WRITTEN INSTRUCTION:
Of all the lines in these entries, how many contain the string "strategies"? Give only that count.

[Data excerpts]
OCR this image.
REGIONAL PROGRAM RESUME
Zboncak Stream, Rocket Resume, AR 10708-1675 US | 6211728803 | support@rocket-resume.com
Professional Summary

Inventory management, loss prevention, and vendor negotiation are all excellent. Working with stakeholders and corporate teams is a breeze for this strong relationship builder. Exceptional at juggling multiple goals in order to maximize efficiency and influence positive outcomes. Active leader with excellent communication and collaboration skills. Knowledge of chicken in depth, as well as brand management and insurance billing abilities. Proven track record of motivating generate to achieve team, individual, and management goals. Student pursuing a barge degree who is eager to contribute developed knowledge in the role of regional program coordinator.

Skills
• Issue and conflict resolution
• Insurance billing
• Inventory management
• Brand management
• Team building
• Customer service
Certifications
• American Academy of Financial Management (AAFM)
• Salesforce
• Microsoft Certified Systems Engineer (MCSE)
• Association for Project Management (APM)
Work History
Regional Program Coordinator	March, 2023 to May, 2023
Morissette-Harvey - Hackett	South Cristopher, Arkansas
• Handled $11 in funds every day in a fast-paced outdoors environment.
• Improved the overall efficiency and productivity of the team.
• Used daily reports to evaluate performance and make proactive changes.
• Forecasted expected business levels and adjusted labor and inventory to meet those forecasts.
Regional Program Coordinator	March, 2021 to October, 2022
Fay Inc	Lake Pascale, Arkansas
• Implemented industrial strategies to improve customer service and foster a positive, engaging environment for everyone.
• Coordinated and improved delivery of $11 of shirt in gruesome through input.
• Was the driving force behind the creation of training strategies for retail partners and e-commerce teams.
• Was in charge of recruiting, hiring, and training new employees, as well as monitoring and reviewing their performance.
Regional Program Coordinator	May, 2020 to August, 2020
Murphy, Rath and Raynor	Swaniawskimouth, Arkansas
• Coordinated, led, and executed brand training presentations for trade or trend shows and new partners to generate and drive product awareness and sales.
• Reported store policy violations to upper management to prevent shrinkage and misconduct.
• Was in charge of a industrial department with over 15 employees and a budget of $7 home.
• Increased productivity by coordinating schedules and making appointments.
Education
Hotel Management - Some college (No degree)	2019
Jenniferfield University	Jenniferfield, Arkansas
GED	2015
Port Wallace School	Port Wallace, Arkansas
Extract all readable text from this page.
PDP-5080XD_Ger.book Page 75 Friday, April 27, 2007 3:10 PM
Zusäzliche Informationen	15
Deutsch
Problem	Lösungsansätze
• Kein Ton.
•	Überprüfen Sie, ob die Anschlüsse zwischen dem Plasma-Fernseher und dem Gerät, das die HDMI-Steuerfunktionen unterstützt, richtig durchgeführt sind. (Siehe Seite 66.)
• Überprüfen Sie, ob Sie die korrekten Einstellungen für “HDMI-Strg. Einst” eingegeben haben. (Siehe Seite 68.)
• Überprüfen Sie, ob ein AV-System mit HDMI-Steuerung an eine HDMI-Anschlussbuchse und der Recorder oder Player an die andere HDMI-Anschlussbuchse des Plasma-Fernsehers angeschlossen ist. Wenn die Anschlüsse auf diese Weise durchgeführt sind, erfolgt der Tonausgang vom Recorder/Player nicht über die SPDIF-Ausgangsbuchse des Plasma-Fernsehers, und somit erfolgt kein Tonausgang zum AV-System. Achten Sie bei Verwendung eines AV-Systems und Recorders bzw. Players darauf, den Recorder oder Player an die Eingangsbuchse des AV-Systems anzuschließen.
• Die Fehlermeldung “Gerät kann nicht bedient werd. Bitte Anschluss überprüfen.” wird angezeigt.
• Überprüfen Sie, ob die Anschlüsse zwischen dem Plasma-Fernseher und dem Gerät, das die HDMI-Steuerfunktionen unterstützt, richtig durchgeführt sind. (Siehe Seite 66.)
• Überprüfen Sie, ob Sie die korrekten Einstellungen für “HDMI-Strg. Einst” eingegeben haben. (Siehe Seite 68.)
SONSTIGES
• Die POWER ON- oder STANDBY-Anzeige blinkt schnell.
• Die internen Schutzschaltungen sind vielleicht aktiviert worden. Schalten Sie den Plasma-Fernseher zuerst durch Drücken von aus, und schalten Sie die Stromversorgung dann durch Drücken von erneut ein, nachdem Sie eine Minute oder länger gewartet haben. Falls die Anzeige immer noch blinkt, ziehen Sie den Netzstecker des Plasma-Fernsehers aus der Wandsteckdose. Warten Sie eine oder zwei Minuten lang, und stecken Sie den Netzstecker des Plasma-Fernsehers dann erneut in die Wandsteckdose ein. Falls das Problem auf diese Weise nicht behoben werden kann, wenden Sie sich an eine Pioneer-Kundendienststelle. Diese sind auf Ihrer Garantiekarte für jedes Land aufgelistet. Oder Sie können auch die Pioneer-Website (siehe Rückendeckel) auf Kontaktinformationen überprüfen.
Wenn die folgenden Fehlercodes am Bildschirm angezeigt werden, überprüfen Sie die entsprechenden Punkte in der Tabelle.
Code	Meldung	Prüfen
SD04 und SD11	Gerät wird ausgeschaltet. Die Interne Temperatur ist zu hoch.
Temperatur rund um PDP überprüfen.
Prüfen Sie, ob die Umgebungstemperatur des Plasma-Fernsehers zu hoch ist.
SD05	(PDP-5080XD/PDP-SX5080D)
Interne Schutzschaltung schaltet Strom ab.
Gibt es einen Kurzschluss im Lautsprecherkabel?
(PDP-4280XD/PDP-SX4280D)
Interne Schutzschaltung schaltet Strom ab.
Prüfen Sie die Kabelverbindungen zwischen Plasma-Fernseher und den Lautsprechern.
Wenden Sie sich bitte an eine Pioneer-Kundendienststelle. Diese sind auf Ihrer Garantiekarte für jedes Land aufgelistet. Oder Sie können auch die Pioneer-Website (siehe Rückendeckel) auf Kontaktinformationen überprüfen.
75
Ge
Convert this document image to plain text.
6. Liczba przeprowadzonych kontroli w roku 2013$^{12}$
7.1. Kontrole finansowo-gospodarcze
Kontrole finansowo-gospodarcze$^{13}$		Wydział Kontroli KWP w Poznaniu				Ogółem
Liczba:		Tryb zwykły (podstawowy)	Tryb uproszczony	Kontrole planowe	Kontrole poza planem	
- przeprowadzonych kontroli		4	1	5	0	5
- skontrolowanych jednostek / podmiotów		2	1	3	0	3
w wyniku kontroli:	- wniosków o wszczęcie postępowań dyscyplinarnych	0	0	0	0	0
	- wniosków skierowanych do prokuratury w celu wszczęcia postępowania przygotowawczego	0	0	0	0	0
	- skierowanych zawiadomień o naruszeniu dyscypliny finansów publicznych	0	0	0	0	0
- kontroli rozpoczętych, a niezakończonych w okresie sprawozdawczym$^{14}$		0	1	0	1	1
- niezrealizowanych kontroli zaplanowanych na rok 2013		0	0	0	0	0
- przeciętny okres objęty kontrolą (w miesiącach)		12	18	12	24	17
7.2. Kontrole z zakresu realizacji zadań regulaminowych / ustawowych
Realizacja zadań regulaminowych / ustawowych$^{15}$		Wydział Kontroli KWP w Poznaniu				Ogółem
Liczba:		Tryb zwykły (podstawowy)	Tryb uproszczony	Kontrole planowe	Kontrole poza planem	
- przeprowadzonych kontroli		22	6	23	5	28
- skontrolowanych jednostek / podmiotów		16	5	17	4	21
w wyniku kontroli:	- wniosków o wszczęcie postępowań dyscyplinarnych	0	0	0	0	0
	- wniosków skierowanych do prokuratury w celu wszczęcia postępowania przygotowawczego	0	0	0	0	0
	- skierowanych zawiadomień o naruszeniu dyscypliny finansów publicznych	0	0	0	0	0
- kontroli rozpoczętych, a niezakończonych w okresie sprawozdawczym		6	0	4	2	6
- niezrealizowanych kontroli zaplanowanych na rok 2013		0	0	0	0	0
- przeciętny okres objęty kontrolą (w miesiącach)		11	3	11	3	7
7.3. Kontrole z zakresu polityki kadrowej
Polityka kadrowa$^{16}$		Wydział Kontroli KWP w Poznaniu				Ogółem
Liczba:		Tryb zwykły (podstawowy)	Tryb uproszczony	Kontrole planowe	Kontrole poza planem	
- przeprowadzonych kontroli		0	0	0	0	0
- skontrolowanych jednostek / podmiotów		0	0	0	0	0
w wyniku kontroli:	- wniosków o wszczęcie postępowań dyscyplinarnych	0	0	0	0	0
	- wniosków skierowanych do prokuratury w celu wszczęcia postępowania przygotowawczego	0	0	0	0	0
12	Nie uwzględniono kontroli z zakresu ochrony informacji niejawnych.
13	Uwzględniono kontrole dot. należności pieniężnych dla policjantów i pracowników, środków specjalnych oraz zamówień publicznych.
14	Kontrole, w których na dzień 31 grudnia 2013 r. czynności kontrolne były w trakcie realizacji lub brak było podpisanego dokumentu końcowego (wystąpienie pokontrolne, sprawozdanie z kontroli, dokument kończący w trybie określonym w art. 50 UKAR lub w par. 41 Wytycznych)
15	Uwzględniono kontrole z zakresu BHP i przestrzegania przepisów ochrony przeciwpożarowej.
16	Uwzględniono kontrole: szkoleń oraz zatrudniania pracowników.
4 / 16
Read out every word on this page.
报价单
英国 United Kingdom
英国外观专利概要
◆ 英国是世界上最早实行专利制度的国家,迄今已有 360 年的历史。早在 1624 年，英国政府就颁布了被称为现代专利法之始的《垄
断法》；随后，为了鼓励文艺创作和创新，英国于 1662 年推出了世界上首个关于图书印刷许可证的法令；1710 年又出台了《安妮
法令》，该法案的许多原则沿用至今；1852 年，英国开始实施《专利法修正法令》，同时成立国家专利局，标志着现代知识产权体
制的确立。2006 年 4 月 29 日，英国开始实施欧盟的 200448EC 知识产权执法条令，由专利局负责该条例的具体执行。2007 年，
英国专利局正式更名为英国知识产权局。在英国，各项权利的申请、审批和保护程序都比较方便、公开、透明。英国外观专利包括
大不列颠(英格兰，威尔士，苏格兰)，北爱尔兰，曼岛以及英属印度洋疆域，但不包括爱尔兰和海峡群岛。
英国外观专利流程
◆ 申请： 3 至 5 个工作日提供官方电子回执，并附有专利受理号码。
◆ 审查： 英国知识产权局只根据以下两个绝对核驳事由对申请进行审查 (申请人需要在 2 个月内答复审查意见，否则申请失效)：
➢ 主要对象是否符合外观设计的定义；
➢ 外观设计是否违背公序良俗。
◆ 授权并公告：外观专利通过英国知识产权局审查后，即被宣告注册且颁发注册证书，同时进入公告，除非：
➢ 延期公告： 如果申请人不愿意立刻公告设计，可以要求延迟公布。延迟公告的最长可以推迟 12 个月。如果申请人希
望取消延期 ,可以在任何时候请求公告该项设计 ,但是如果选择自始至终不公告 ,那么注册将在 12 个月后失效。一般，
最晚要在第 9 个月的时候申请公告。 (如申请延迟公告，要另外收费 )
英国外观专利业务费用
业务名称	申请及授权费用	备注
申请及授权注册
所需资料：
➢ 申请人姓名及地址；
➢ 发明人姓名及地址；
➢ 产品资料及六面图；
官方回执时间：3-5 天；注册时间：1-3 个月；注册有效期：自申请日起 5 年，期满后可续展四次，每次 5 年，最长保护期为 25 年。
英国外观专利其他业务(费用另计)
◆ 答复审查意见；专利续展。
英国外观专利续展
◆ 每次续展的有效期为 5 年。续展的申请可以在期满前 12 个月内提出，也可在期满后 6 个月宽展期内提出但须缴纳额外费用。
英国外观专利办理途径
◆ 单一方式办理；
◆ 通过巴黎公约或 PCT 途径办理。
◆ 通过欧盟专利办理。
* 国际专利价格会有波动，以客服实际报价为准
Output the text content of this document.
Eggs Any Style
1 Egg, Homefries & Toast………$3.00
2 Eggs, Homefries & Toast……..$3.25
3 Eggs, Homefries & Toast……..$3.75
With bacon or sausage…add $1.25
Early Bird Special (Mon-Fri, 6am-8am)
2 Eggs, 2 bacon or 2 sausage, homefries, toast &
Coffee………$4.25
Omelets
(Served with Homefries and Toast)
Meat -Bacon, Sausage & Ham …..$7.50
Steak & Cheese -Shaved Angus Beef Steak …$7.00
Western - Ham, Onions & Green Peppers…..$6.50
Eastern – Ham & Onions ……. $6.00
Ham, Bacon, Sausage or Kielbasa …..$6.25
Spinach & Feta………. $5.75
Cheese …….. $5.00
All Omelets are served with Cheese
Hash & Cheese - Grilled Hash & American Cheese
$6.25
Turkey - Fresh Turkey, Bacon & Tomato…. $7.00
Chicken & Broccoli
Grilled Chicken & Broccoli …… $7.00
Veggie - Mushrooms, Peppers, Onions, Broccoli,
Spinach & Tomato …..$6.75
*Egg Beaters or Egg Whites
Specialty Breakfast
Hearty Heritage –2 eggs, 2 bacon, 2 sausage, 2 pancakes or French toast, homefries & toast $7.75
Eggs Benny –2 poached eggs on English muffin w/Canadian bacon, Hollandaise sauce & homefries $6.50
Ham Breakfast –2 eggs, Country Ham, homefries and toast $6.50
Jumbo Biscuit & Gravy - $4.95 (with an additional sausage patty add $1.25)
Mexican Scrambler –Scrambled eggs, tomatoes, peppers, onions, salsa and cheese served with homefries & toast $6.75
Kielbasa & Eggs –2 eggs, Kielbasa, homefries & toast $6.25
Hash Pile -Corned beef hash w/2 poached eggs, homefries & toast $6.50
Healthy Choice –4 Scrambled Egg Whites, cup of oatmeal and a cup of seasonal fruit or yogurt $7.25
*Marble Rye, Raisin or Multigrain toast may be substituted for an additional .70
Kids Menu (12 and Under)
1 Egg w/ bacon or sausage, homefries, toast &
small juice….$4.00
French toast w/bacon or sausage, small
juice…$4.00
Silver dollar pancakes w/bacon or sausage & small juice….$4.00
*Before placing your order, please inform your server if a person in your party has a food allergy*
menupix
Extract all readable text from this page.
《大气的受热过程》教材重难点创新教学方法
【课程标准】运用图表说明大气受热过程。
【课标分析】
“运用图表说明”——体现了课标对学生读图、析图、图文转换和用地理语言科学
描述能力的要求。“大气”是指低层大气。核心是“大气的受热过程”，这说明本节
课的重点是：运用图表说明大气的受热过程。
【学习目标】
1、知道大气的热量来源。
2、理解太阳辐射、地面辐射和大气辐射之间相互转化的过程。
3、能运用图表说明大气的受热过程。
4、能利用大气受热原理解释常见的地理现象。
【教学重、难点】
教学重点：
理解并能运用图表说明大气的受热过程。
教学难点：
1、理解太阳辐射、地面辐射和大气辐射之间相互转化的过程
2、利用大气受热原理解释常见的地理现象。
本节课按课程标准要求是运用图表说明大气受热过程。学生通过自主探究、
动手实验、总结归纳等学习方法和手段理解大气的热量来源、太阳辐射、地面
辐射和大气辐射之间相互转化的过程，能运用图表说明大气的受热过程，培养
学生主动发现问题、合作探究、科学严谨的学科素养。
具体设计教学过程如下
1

COMPLETED TASK:
2